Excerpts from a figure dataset
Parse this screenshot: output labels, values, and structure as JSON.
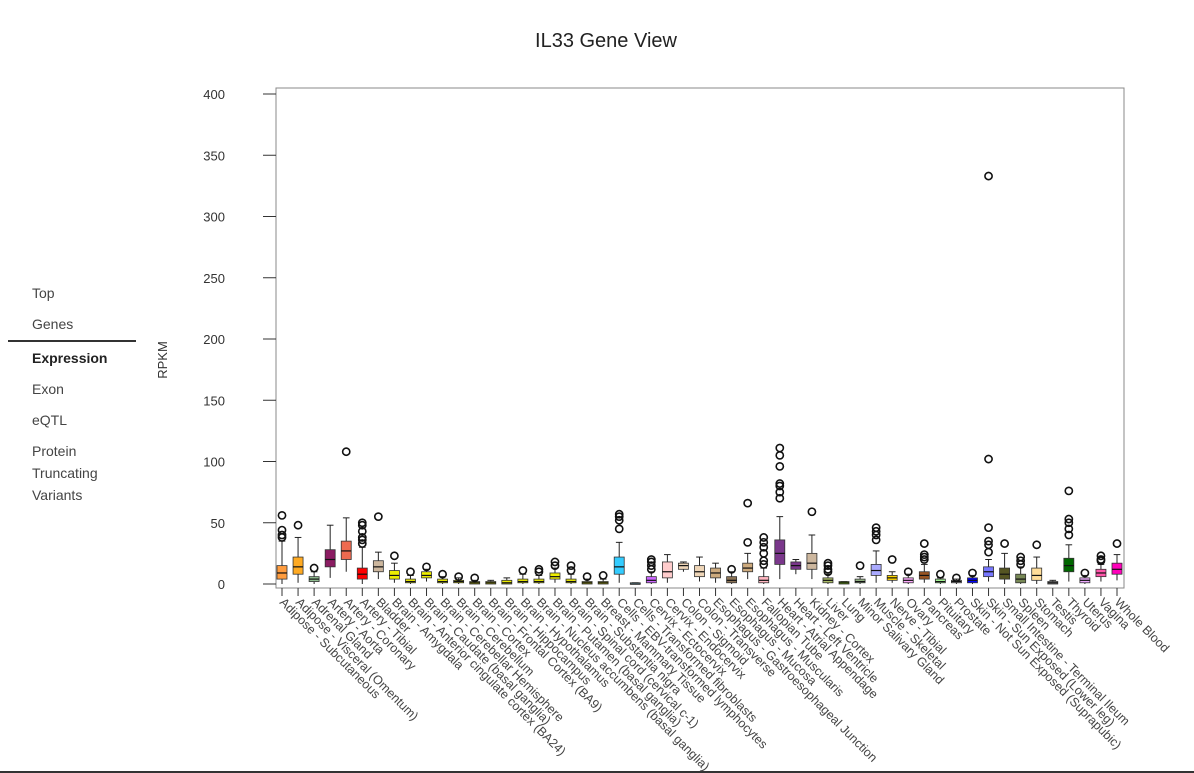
{
  "page": {
    "title": "IL33 Gene View"
  },
  "nav": {
    "items": [
      {
        "label": "Top"
      },
      {
        "label": "Genes"
      },
      {
        "label": "Expression"
      },
      {
        "label": "Exon"
      },
      {
        "label": "eQTL"
      },
      {
        "label": "Protein Truncating Variants",
        "lines": [
          "Protein",
          "Truncating",
          "Variants"
        ]
      }
    ],
    "active_index": 2
  },
  "chart_data": {
    "type": "boxplot",
    "title": "IL33 Gene View",
    "ylabel": "RPKM",
    "xlabel": "",
    "ylim": [
      0,
      400
    ],
    "yticks": [
      0,
      50,
      100,
      150,
      200,
      250,
      300,
      350,
      400
    ],
    "grid": false,
    "legend": "none",
    "series": [
      {
        "name": "Adipose - Subcutaneous",
        "color": "#ff9c3e",
        "q1": 4,
        "median": 9,
        "q3": 15,
        "low": 0,
        "high": 35,
        "outliers": [
          38,
          40,
          44,
          56
        ]
      },
      {
        "name": "Adipose - Visceral (Omentum)",
        "color": "#ffaa22",
        "q1": 8,
        "median": 14,
        "q3": 22,
        "low": 1,
        "high": 38,
        "outliers": [
          48
        ]
      },
      {
        "name": "Adrenal Gland",
        "color": "#8fbc8f",
        "q1": 2,
        "median": 4,
        "q3": 6,
        "low": 0,
        "high": 10,
        "outliers": [
          13
        ]
      },
      {
        "name": "Artery - Aorta",
        "color": "#8b1c62",
        "q1": 14,
        "median": 20,
        "q3": 28,
        "low": 5,
        "high": 48,
        "outliers": []
      },
      {
        "name": "Artery - Coronary",
        "color": "#ee6a50",
        "q1": 20,
        "median": 27,
        "q3": 35,
        "low": 10,
        "high": 54,
        "outliers": [
          108
        ]
      },
      {
        "name": "Artery - Tibial",
        "color": "#ff0000",
        "q1": 4,
        "median": 8,
        "q3": 13,
        "low": 0,
        "high": 30,
        "outliers": [
          33,
          36,
          38,
          43,
          48,
          50
        ]
      },
      {
        "name": "Bladder",
        "color": "#cdb79e",
        "q1": 10,
        "median": 14,
        "q3": 19,
        "low": 4,
        "high": 26,
        "outliers": [
          55
        ]
      },
      {
        "name": "Brain - Amygdala",
        "color": "#eeee00",
        "q1": 4,
        "median": 7,
        "q3": 11,
        "low": 1,
        "high": 17,
        "outliers": [
          23
        ]
      },
      {
        "name": "Brain - Anterior cingulate cortex (BA24)",
        "color": "#eeee00",
        "q1": 1,
        "median": 2,
        "q3": 4,
        "low": 0,
        "high": 7,
        "outliers": [
          10
        ]
      },
      {
        "name": "Brain - Caudate (basal ganglia)",
        "color": "#eeee00",
        "q1": 5,
        "median": 7,
        "q3": 10,
        "low": 2,
        "high": 12,
        "outliers": [
          14
        ]
      },
      {
        "name": "Brain - Cerebellar Hemisphere",
        "color": "#eeee00",
        "q1": 1,
        "median": 2,
        "q3": 4,
        "low": 0,
        "high": 6,
        "outliers": [
          8
        ]
      },
      {
        "name": "Brain - Cerebellum",
        "color": "#eeee00",
        "q1": 1,
        "median": 2,
        "q3": 3,
        "low": 0,
        "high": 5,
        "outliers": [
          6
        ]
      },
      {
        "name": "Brain - Cortex",
        "color": "#eeee00",
        "q1": 0,
        "median": 1,
        "q3": 2,
        "low": 0,
        "high": 3,
        "outliers": [
          5
        ]
      },
      {
        "name": "Brain - Frontal Cortex (BA9)",
        "color": "#eeee00",
        "q1": 0,
        "median": 1,
        "q3": 2,
        "low": 0,
        "high": 3,
        "outliers": []
      },
      {
        "name": "Brain - Hippocampus",
        "color": "#eeee00",
        "q1": 0,
        "median": 1,
        "q3": 3,
        "low": 0,
        "high": 5,
        "outliers": []
      },
      {
        "name": "Brain - Hypothalamus",
        "color": "#eeee00",
        "q1": 1,
        "median": 2,
        "q3": 4,
        "low": 0,
        "high": 8,
        "outliers": [
          11
        ]
      },
      {
        "name": "Brain - Nucleus accumbens (basal ganglia)",
        "color": "#eeee00",
        "q1": 1,
        "median": 2,
        "q3": 4,
        "low": 0,
        "high": 7,
        "outliers": [
          10,
          12
        ]
      },
      {
        "name": "Brain - Putamen (basal ganglia)",
        "color": "#eeee00",
        "q1": 4,
        "median": 6,
        "q3": 9,
        "low": 1,
        "high": 13,
        "outliers": [
          15,
          18
        ]
      },
      {
        "name": "Brain - Spinal cord (cervical c-1)",
        "color": "#eeee00",
        "q1": 1,
        "median": 2,
        "q3": 4,
        "low": 0,
        "high": 8,
        "outliers": [
          11,
          15
        ]
      },
      {
        "name": "Brain - Substantia nigra",
        "color": "#eeee00",
        "q1": 0,
        "median": 1,
        "q3": 2,
        "low": 0,
        "high": 4,
        "outliers": [
          6
        ]
      },
      {
        "name": "Breast - Mammary Tissue",
        "color": "#eeee00",
        "q1": 0,
        "median": 1,
        "q3": 2,
        "low": 0,
        "high": 4,
        "outliers": [
          7
        ]
      },
      {
        "name": "Cells - EBV-transformed lymphocytes",
        "color": "#33ccff",
        "q1": 8,
        "median": 14,
        "q3": 22,
        "low": 1,
        "high": 34,
        "outliers": [
          45,
          52,
          55,
          57
        ]
      },
      {
        "name": "Cells - Transformed fibroblasts",
        "color": "#aaeeff",
        "q1": 0,
        "median": 0,
        "q3": 1,
        "low": 0,
        "high": 1,
        "outliers": []
      },
      {
        "name": "Cervix - Ectocervix",
        "color": "#cc66ff",
        "q1": 1,
        "median": 3,
        "q3": 6,
        "low": 0,
        "high": 10,
        "outliers": [
          12,
          15,
          18,
          20
        ]
      },
      {
        "name": "Cervix - Endocervix",
        "color": "#ffcccc",
        "q1": 5,
        "median": 10,
        "q3": 18,
        "low": 1,
        "high": 24,
        "outliers": []
      },
      {
        "name": "Colon - Sigmoid",
        "color": "#eed5b7",
        "q1": 12,
        "median": 15,
        "q3": 17,
        "low": 10,
        "high": 18,
        "outliers": []
      },
      {
        "name": "Colon - Transverse",
        "color": "#eed5b7",
        "q1": 6,
        "median": 10,
        "q3": 15,
        "low": 2,
        "high": 22,
        "outliers": []
      },
      {
        "name": "Esophagus - Gastroesophageal Junction",
        "color": "#cdaa7d",
        "q1": 5,
        "median": 9,
        "q3": 13,
        "low": 1,
        "high": 17,
        "outliers": []
      },
      {
        "name": "Esophagus - Mucosa",
        "color": "#8b7355",
        "q1": 1,
        "median": 3,
        "q3": 6,
        "low": 0,
        "high": 10,
        "outliers": [
          12
        ]
      },
      {
        "name": "Esophagus - Muscularis",
        "color": "#cdaa7d",
        "q1": 10,
        "median": 13,
        "q3": 17,
        "low": 4,
        "high": 25,
        "outliers": [
          34,
          66
        ]
      },
      {
        "name": "Fallopian Tube",
        "color": "#ffb6c1",
        "q1": 1,
        "median": 3,
        "q3": 6,
        "low": 0,
        "high": 13,
        "outliers": [
          16,
          19,
          25,
          30,
          34,
          38
        ]
      },
      {
        "name": "Heart - Atrial Appendage",
        "color": "#7a378b",
        "q1": 16,
        "median": 25,
        "q3": 36,
        "low": 4,
        "high": 55,
        "outliers": [
          70,
          75,
          80,
          82,
          96,
          105,
          111
        ]
      },
      {
        "name": "Heart - Left Ventricle",
        "color": "#7a378b",
        "q1": 12,
        "median": 15,
        "q3": 18,
        "low": 8,
        "high": 20,
        "outliers": []
      },
      {
        "name": "Kidney - Cortex",
        "color": "#cdb79e",
        "q1": 12,
        "median": 17,
        "q3": 25,
        "low": 4,
        "high": 40,
        "outliers": [
          59
        ]
      },
      {
        "name": "Liver",
        "color": "#aabb66",
        "q1": 1,
        "median": 3,
        "q3": 5,
        "low": 0,
        "high": 8,
        "outliers": [
          10,
          12,
          15,
          17
        ]
      },
      {
        "name": "Lung",
        "color": "#99ff00",
        "q1": 0,
        "median": 1,
        "q3": 2,
        "low": 0,
        "high": 2,
        "outliers": []
      },
      {
        "name": "Minor Salivary Gland",
        "color": "#99bb88",
        "q1": 1,
        "median": 2,
        "q3": 4,
        "low": 0,
        "high": 6,
        "outliers": [
          15
        ]
      },
      {
        "name": "Muscle - Skeletal",
        "color": "#aaaaff",
        "q1": 7,
        "median": 11,
        "q3": 16,
        "low": 1,
        "high": 27,
        "outliers": [
          36,
          40,
          43,
          46
        ]
      },
      {
        "name": "Nerve - Tibial",
        "color": "#ffd700",
        "q1": 3,
        "median": 5,
        "q3": 7,
        "low": 1,
        "high": 10,
        "outliers": [
          20
        ]
      },
      {
        "name": "Ovary",
        "color": "#ffaaff",
        "q1": 1,
        "median": 3,
        "q3": 5,
        "low": 0,
        "high": 8,
        "outliers": [
          10
        ]
      },
      {
        "name": "Pancreas",
        "color": "#995522",
        "q1": 4,
        "median": 7,
        "q3": 10,
        "low": 1,
        "high": 16,
        "outliers": [
          20,
          22,
          24,
          33
        ]
      },
      {
        "name": "Pituitary",
        "color": "#aaff99",
        "q1": 1,
        "median": 2,
        "q3": 4,
        "low": 0,
        "high": 5,
        "outliers": [
          8
        ]
      },
      {
        "name": "Prostate",
        "color": "#dddddd",
        "q1": 1,
        "median": 2,
        "q3": 3,
        "low": 0,
        "high": 4,
        "outliers": [
          5
        ]
      },
      {
        "name": "Skin - Not Sun Exposed (Suprapubic)",
        "color": "#0000ff",
        "q1": 1,
        "median": 3,
        "q3": 5,
        "low": 0,
        "high": 7,
        "outliers": [
          9
        ]
      },
      {
        "name": "Skin - Sun Exposed (Lower leg)",
        "color": "#7777ff",
        "q1": 6,
        "median": 10,
        "q3": 14,
        "low": 2,
        "high": 20,
        "outliers": [
          26,
          32,
          35,
          46,
          102,
          333
        ]
      },
      {
        "name": "Small Intestine - Terminal Ileum",
        "color": "#555522",
        "q1": 4,
        "median": 8,
        "q3": 13,
        "low": 0,
        "high": 25,
        "outliers": [
          33
        ]
      },
      {
        "name": "Spleen",
        "color": "#778855",
        "q1": 1,
        "median": 4,
        "q3": 8,
        "low": 0,
        "high": 14,
        "outliers": [
          16,
          19,
          22
        ]
      },
      {
        "name": "Stomach",
        "color": "#ffdd99",
        "q1": 3,
        "median": 7,
        "q3": 13,
        "low": 0,
        "high": 22,
        "outliers": [
          32
        ]
      },
      {
        "name": "Testis",
        "color": "#aaaaaa",
        "q1": 0,
        "median": 1,
        "q3": 2,
        "low": 0,
        "high": 3,
        "outliers": []
      },
      {
        "name": "Thyroid",
        "color": "#006600",
        "q1": 10,
        "median": 15,
        "q3": 21,
        "low": 2,
        "high": 32,
        "outliers": [
          40,
          45,
          50,
          53,
          76
        ]
      },
      {
        "name": "Uterus",
        "color": "#eeaaff",
        "q1": 1,
        "median": 3,
        "q3": 5,
        "low": 0,
        "high": 7,
        "outliers": [
          9
        ]
      },
      {
        "name": "Vagina",
        "color": "#ff55aa",
        "q1": 6,
        "median": 9,
        "q3": 12,
        "low": 2,
        "high": 16,
        "outliers": [
          19,
          20,
          23
        ]
      },
      {
        "name": "Whole Blood",
        "color": "#ff00bb",
        "q1": 8,
        "median": 12,
        "q3": 17,
        "low": 3,
        "high": 24,
        "outliers": [
          33
        ]
      }
    ]
  }
}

* _Work task_
Search the entries for "Adipose" and copy each matching line.

* _Task result_
        "name": "Adipose - Subcutaneous",
        "name": "Adipose - Visceral (Omentum)",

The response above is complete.